**Task directions**
Reproduce everything from "Such pulsars shouldn’t" down to "a three-decade hunt." in the pulsar article, with "spitting distance" swapped out for "striking distance".

*A pulsar discovered last April is helping astronomers measure the magnetic field surrounding our galaxy’s central black hole.*

The supermassive black hole hiding in Milky Way’s core just got a new neighbor.

After decades of searching, astronomers discovered a young pulsar in the galactic center a few months ago. Now Ralph Eatough (Max Planck Institute for Radio Astronomy, Germany) and his colleagues are putting the pulsar to work spying on the behemoth next door. In this week’s Nature, they announce that the strong magnetic field they find surrounding the black hole might put the beast on a permanent diet.

Like L. A. smog, thick clouds of gas and dust hang over our galaxy’s downtown, hiding millions of stars from view. Only very long and very short wavelengths penetrate the veil. A flash of X-rays did just that on April 24th (which by cosmic coincidence also happens to be my birthday). Follow-up observations showed X-ray and radio-wave pulses arriving every 3.76 seconds, confirming that astronomers had discovered a bona fide pulsar in the galactic center.

Such pulsars shouldn’t be uncommon — theorists think there ought to be more than a thousand within spitting distance of the black hole — but somewhat mysteriously, this pulsar is the first find after a three-decade hunt.

The emission from this pulsar, named PSR J1745–2900, is almost all linearly polarized, meaning the wavelengths tend to oscillate along a single direction. That’s an advantage astronomers can use, because magnetic fields between the pulsar and Earth twist the waves as they travel, rotating the direction that they oscillate. The effect is known as Faraday rotation.

So, measure the twist, measure the magnetic field? Well, almost. How much the waves rotate also depends on the amount of hot, ionized gas between the pulsar and Earth. And that’s a little harder to measure since, surprisingly enough, we don’t know exactly where the pulsar is.

Though the pulsar was found just 3 arcseconds away from the black hole on the plane of the sky, the two could still be quite far apart in space. “[Distance] is always a problem for pulsars,” explains Eatough. “We cannot get accurate [direct] distance measurements without a parallax.” And parallax is impossible to measure for a pulsar so far away.

So Eatough’s team used indirect measurements instead. For example, ionized gas between the pulsar and Earth causes pulses at lower frequencies to lag slightly behind pulses at higher frequencies. This so-called dispersion measure is higher than that measured for any other known pulsar and suggests the pulsar lies within 33 light-years of the black hole.

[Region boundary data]
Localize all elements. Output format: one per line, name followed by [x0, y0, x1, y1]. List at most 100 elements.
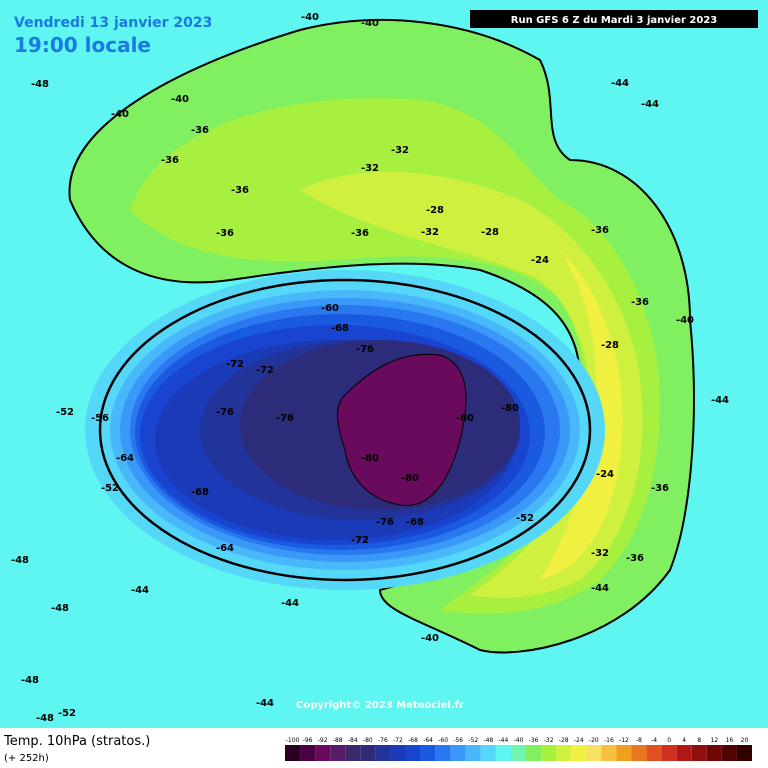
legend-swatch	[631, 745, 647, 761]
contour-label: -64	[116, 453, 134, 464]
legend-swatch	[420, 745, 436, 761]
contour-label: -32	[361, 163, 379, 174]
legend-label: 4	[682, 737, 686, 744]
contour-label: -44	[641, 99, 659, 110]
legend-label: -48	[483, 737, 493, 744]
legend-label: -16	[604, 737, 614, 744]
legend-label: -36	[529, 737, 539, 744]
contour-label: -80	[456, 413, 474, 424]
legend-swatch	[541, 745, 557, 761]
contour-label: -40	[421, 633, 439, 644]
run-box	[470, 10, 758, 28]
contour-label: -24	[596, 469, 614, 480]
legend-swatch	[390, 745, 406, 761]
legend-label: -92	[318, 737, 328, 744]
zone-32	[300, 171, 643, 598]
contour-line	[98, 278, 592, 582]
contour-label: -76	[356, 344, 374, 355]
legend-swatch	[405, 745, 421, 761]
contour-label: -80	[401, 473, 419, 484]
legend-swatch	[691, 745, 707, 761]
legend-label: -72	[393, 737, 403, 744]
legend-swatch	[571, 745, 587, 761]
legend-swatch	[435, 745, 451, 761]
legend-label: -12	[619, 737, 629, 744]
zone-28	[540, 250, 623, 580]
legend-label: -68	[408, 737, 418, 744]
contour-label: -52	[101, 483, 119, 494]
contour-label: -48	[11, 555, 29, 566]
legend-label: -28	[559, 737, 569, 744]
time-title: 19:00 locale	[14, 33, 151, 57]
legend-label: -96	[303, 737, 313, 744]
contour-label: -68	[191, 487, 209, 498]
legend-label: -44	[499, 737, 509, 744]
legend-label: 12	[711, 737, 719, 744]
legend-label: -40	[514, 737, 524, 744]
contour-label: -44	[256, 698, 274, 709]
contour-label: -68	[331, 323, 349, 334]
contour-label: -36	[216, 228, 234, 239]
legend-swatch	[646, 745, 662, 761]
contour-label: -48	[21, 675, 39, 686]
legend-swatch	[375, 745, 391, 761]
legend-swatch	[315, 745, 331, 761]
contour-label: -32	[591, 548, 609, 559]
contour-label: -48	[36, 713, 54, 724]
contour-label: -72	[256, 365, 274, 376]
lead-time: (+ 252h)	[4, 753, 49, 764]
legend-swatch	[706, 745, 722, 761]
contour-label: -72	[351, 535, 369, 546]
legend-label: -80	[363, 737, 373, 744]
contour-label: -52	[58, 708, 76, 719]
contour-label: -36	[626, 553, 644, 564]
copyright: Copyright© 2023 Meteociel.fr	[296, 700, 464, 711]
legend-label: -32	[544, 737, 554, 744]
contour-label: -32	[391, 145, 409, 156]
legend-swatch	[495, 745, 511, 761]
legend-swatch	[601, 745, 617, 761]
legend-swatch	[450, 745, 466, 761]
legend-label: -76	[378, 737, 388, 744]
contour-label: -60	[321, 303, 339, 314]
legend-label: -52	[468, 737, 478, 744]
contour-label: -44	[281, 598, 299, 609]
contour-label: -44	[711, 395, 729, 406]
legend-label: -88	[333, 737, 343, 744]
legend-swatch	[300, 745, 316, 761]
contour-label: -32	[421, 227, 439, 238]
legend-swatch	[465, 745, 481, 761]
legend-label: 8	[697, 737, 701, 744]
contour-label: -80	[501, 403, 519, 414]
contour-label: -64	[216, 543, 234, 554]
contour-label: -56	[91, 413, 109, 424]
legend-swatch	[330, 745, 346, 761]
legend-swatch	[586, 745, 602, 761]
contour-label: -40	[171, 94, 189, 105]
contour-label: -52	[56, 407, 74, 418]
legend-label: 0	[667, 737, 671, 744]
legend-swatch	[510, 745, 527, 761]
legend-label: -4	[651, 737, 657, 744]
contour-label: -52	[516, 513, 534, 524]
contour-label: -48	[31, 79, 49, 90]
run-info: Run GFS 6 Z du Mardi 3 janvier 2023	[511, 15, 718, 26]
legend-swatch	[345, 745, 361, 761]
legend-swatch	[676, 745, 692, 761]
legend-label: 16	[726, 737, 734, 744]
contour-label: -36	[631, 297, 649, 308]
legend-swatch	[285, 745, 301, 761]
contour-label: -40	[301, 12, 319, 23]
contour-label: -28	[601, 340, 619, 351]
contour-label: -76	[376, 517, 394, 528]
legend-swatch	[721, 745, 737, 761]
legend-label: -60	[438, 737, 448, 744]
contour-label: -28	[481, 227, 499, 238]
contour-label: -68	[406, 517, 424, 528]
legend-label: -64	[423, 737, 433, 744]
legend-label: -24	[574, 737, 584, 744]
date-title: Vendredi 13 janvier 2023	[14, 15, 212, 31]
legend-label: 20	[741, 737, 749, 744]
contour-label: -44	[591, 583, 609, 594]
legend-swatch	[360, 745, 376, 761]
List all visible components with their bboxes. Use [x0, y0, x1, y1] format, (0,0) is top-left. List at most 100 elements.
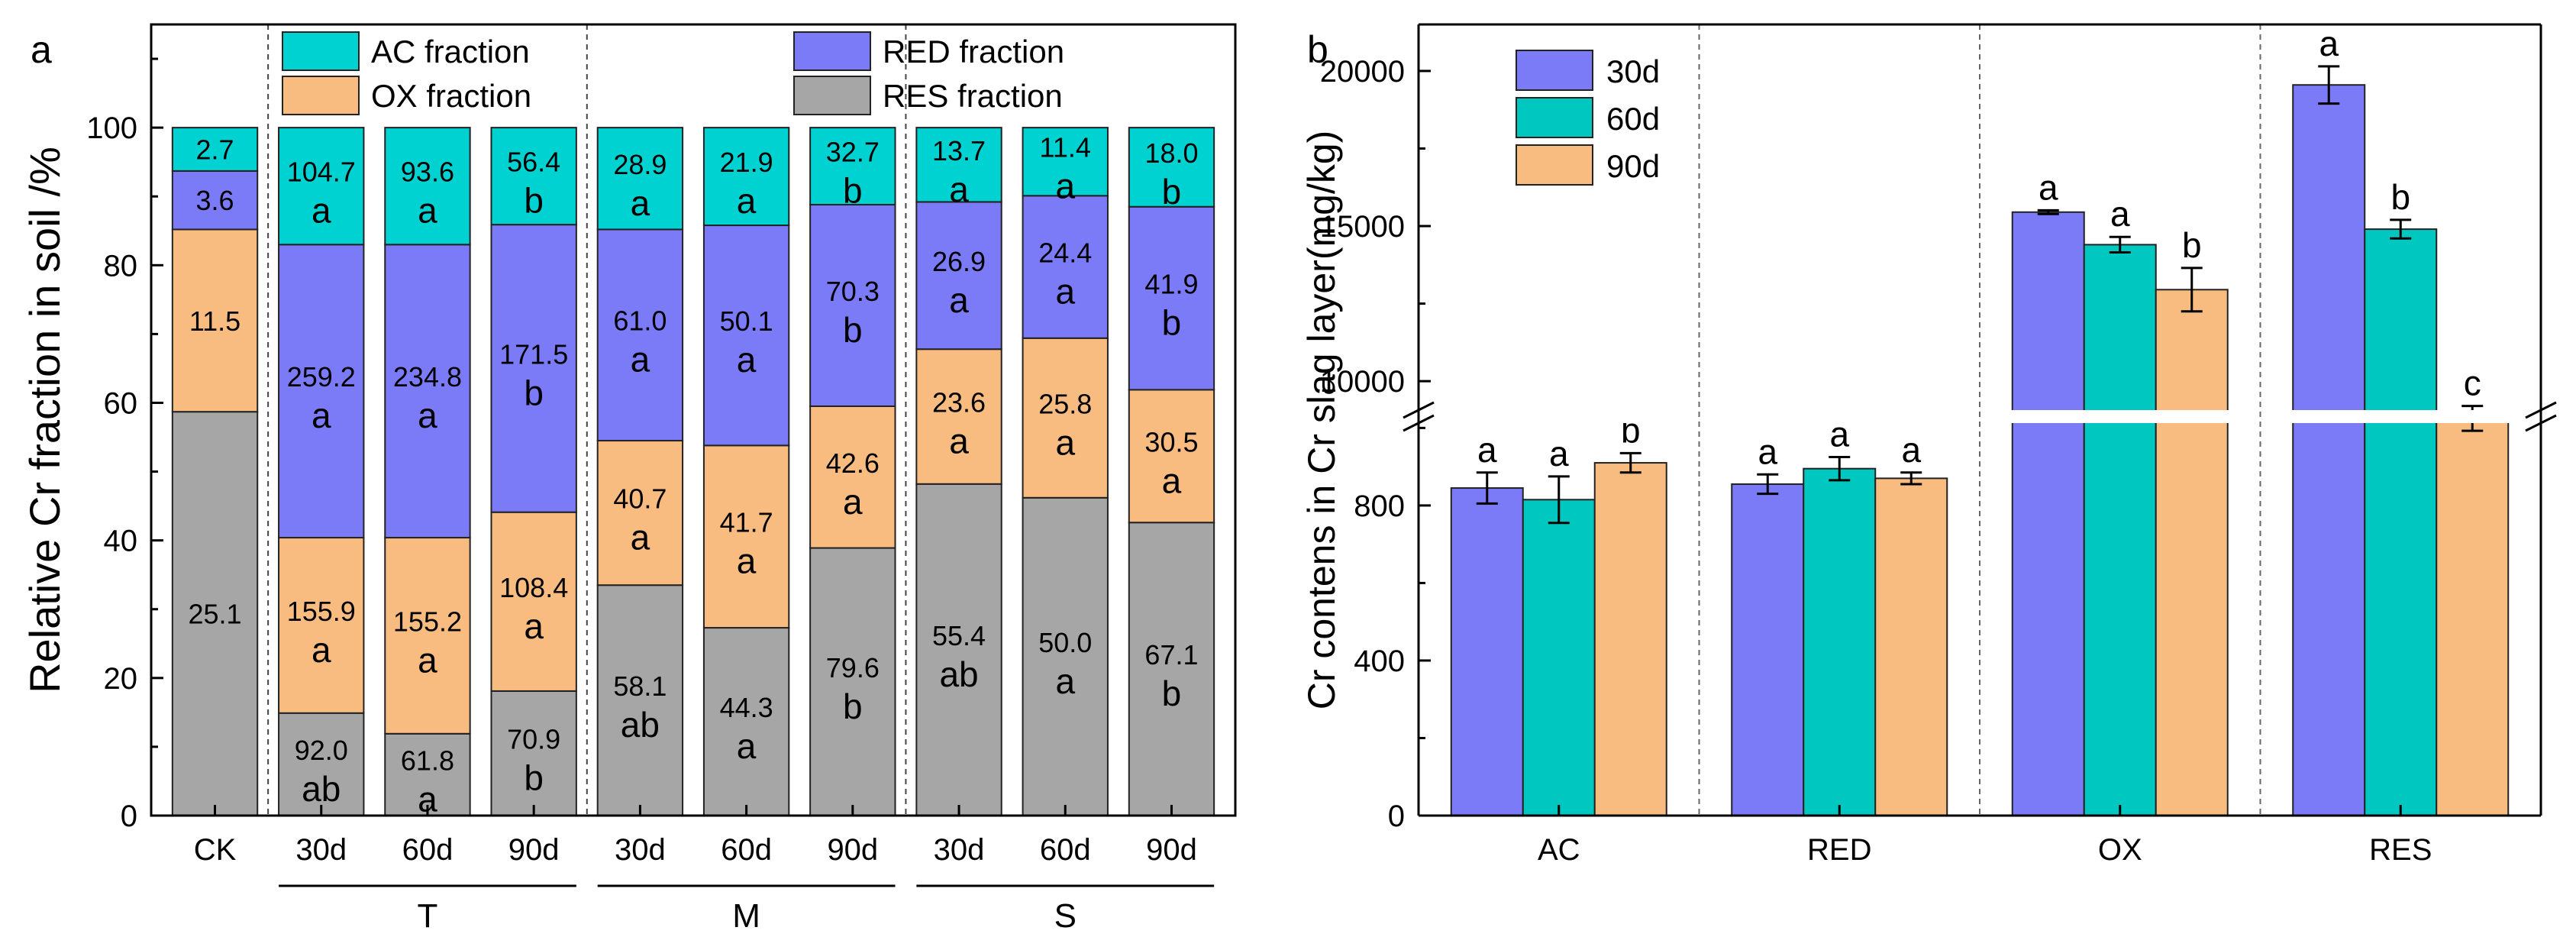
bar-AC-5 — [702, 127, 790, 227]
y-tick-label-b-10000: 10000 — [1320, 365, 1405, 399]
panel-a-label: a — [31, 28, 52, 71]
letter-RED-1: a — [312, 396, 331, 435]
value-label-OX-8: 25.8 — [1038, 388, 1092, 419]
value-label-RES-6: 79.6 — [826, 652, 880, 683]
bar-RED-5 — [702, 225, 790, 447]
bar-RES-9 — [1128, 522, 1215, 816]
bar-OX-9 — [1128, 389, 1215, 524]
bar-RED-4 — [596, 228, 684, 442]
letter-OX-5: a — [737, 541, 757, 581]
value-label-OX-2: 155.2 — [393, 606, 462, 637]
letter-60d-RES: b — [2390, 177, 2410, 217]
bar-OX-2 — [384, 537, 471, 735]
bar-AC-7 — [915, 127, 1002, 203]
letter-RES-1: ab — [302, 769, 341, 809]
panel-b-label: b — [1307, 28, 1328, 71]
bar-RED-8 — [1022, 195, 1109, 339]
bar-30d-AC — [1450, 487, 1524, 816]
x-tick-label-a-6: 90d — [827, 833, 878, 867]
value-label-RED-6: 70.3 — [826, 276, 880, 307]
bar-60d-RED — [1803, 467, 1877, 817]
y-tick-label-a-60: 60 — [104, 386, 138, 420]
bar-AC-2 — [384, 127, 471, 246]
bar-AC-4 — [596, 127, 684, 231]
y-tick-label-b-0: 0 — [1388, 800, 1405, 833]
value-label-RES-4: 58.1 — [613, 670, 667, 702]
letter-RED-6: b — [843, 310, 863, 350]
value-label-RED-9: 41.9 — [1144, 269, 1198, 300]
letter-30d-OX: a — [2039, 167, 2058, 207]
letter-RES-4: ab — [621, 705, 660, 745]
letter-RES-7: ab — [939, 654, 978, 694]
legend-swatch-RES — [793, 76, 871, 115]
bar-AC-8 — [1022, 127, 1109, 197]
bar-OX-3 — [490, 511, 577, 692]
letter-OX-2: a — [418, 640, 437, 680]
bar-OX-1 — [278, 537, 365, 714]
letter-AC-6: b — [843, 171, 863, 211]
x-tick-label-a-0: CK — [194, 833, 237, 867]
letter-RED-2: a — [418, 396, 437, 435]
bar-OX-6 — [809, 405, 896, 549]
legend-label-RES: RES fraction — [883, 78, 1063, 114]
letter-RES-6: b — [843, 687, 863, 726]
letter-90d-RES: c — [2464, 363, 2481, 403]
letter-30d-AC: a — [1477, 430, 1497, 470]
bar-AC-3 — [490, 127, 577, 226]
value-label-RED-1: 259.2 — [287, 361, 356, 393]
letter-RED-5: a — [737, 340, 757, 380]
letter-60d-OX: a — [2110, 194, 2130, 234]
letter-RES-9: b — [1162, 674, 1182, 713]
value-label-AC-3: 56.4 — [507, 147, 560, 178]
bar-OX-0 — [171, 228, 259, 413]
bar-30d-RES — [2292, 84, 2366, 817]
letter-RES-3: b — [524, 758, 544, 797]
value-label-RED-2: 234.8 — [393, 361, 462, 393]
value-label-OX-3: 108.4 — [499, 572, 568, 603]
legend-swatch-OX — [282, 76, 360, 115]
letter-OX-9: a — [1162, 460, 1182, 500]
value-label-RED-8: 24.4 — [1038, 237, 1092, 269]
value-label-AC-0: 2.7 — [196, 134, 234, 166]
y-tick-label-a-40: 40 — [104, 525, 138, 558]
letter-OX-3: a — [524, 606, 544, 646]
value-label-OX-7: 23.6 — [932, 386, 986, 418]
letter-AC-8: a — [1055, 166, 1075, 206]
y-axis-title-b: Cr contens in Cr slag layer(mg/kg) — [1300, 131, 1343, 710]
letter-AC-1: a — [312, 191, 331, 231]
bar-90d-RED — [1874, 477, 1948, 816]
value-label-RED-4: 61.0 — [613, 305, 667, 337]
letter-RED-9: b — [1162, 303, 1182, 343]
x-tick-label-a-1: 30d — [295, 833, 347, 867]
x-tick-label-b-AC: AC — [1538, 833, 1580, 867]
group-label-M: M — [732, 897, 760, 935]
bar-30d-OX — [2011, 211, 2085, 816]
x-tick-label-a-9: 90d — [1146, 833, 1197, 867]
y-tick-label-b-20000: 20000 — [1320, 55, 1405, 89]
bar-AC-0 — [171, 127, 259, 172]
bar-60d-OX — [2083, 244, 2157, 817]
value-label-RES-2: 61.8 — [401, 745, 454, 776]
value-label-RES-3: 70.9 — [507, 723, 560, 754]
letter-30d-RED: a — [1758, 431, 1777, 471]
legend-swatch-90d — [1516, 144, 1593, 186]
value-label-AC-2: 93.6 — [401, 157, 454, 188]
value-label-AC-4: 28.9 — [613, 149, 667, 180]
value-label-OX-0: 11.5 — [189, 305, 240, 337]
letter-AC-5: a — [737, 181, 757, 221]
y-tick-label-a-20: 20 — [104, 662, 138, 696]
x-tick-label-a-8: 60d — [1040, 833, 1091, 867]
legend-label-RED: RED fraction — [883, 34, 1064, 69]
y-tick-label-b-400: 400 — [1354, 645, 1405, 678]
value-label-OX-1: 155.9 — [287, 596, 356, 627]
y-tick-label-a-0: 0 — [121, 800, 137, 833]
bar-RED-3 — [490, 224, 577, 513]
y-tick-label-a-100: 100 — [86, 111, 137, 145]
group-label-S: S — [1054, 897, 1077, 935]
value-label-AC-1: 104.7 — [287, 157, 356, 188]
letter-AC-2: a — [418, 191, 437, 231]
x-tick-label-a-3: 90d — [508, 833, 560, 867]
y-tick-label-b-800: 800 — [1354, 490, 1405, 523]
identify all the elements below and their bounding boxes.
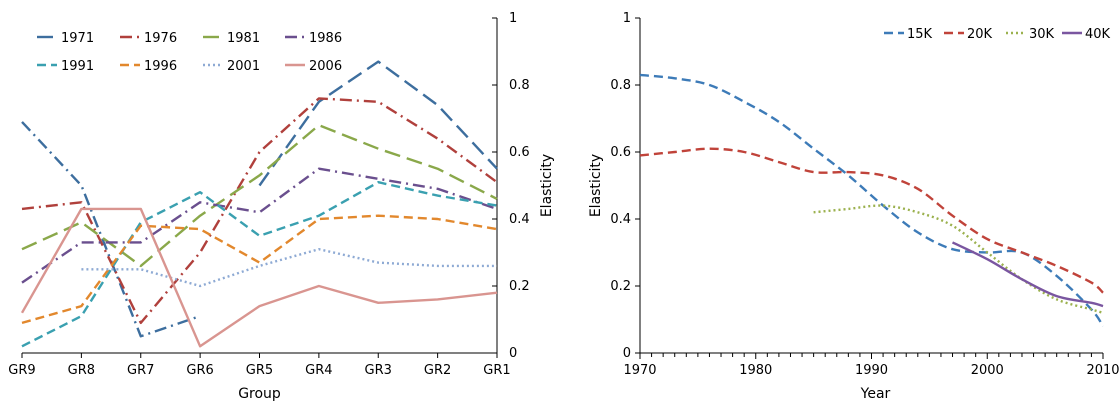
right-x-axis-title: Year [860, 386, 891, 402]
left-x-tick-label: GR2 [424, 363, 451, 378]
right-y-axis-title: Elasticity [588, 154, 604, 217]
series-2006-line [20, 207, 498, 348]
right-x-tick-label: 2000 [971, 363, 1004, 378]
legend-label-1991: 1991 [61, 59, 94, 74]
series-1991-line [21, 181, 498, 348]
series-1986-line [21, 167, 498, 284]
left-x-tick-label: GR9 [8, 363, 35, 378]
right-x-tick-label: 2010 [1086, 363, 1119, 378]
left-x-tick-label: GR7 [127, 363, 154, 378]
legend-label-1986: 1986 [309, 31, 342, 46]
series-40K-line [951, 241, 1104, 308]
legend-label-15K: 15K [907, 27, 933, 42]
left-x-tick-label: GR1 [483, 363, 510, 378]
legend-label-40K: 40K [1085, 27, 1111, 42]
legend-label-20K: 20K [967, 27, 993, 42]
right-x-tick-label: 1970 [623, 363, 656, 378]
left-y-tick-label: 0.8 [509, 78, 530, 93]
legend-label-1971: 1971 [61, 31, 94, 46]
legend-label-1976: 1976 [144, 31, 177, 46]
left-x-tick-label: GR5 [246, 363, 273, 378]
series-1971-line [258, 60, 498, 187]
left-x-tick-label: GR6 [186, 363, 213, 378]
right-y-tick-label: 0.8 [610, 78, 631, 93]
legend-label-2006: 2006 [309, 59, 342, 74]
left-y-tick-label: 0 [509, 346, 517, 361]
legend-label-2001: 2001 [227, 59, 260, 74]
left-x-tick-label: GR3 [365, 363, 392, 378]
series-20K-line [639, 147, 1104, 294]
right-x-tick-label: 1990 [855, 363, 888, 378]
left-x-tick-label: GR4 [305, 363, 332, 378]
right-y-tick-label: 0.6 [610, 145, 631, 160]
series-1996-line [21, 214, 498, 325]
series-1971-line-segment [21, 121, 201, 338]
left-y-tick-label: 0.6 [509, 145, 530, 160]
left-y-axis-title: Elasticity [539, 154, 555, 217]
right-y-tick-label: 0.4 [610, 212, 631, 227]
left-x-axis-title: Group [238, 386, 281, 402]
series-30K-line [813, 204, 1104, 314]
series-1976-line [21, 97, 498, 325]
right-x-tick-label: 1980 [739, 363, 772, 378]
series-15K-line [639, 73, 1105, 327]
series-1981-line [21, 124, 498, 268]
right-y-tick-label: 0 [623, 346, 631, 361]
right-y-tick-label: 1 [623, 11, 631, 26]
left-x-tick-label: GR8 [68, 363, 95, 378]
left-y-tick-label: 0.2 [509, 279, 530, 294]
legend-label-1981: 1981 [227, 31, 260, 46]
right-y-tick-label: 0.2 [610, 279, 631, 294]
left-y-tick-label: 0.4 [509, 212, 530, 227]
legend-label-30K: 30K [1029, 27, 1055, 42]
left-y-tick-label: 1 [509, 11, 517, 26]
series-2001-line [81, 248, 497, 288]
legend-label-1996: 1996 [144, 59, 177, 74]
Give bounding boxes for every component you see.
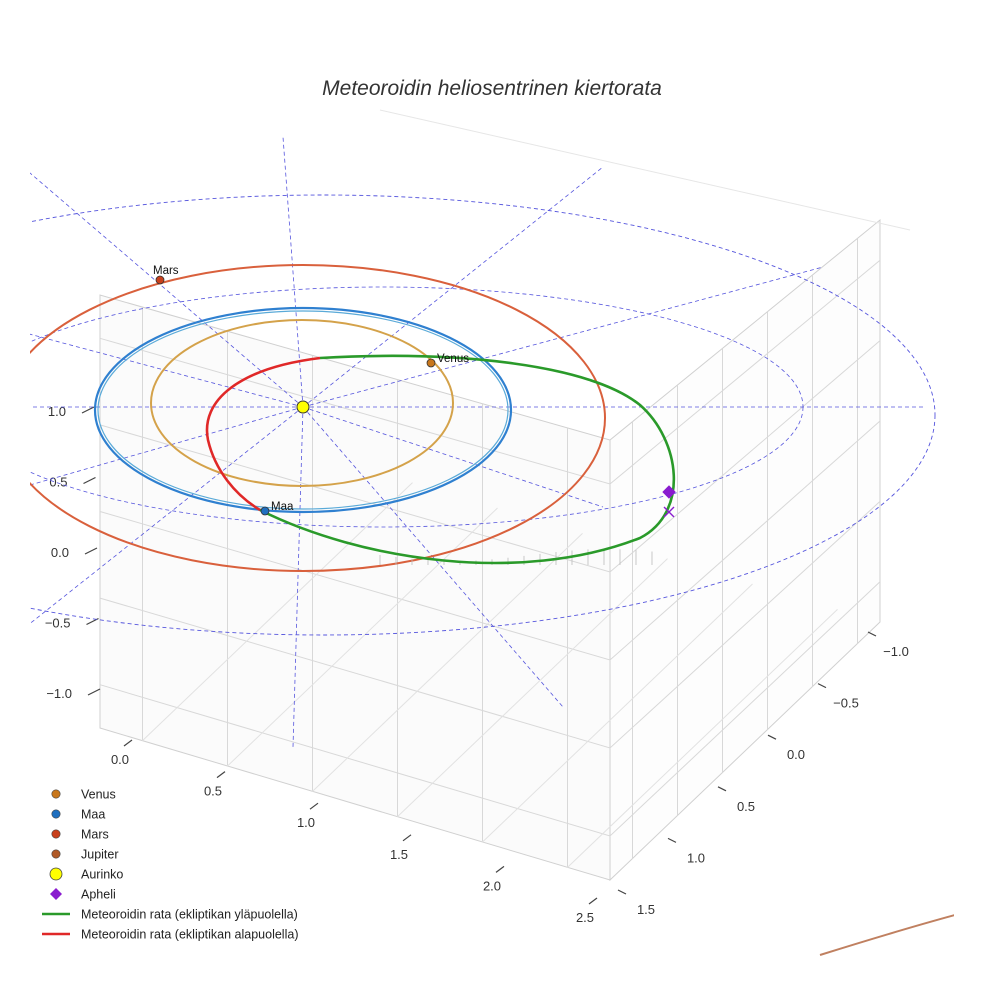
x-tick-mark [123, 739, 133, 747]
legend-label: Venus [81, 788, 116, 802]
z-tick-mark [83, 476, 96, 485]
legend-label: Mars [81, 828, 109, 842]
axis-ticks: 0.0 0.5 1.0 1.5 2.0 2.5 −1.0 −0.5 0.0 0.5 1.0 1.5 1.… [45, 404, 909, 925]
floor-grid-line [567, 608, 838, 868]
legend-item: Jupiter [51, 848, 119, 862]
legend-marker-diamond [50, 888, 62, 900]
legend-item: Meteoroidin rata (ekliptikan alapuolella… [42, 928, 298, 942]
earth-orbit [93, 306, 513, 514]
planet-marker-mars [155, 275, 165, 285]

**Exercise result**
Such pulsars shouldn’t be uncommon — theorists think there ought to be more than a thousand within striking distance of the black hole — but somewhat mysteriously, this pulsar is the first find after a three-decade hunt.